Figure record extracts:
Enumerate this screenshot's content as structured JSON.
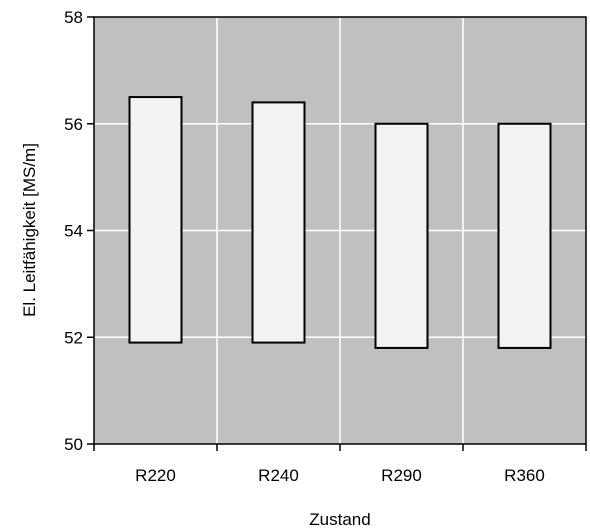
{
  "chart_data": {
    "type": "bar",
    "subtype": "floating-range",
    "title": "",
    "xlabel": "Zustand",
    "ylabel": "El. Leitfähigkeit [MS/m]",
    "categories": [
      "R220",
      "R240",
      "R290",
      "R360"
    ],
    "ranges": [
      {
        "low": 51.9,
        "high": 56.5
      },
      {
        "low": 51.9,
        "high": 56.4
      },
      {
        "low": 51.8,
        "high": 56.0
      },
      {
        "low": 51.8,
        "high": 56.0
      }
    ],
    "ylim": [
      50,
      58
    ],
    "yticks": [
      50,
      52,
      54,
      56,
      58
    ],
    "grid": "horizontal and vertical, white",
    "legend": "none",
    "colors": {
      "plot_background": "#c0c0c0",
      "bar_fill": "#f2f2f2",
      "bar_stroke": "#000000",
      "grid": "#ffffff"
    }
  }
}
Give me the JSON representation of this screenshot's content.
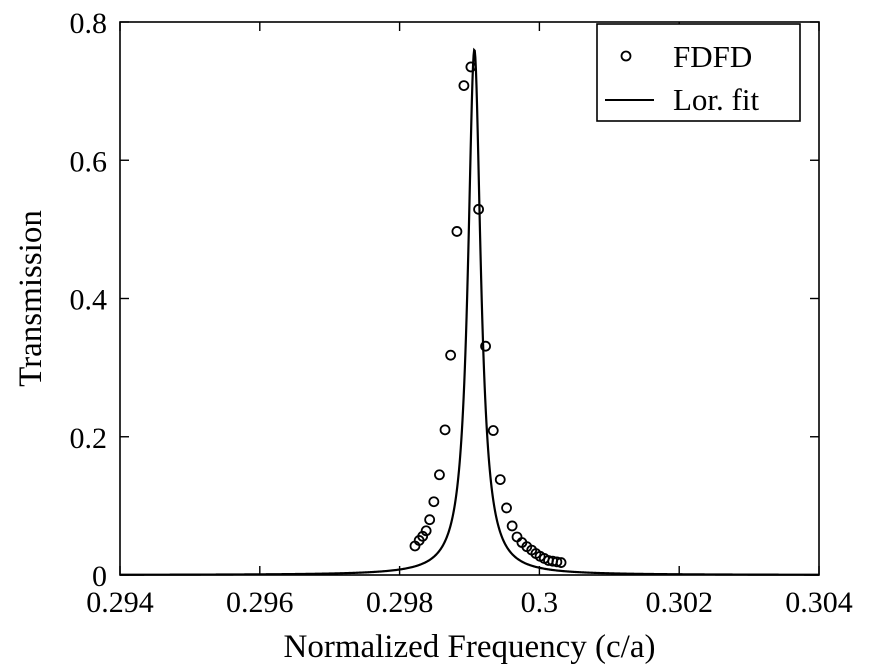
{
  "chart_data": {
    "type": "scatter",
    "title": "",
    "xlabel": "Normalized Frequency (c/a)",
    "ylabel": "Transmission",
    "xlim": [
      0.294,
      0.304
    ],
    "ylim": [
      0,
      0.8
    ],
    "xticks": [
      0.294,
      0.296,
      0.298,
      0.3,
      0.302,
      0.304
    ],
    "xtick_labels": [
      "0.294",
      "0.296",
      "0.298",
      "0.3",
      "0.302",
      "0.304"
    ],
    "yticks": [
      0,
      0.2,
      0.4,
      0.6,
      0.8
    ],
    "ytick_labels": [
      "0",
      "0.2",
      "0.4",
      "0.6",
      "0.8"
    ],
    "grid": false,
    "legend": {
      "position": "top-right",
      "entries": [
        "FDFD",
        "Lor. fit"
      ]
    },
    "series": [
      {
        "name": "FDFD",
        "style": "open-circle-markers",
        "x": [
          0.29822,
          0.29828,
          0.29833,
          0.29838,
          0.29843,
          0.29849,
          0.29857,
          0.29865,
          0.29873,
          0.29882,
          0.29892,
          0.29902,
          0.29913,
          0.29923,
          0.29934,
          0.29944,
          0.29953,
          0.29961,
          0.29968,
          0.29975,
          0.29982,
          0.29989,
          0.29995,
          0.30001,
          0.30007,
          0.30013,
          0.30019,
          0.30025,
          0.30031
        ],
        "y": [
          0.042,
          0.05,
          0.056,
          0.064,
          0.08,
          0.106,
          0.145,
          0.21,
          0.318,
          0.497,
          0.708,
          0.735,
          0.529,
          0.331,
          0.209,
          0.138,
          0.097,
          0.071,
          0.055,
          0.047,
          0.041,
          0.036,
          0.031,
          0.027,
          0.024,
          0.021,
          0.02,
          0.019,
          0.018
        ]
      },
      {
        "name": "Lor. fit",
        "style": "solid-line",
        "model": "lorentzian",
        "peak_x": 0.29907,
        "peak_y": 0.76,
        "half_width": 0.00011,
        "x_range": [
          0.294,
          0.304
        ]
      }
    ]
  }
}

## Written task
Spot every line that holds "screenshot" and copy it.

## Output for this exercise
Enumerate this screenshot's content as structured JSON.
Give me the JSON representation of this screenshot's content.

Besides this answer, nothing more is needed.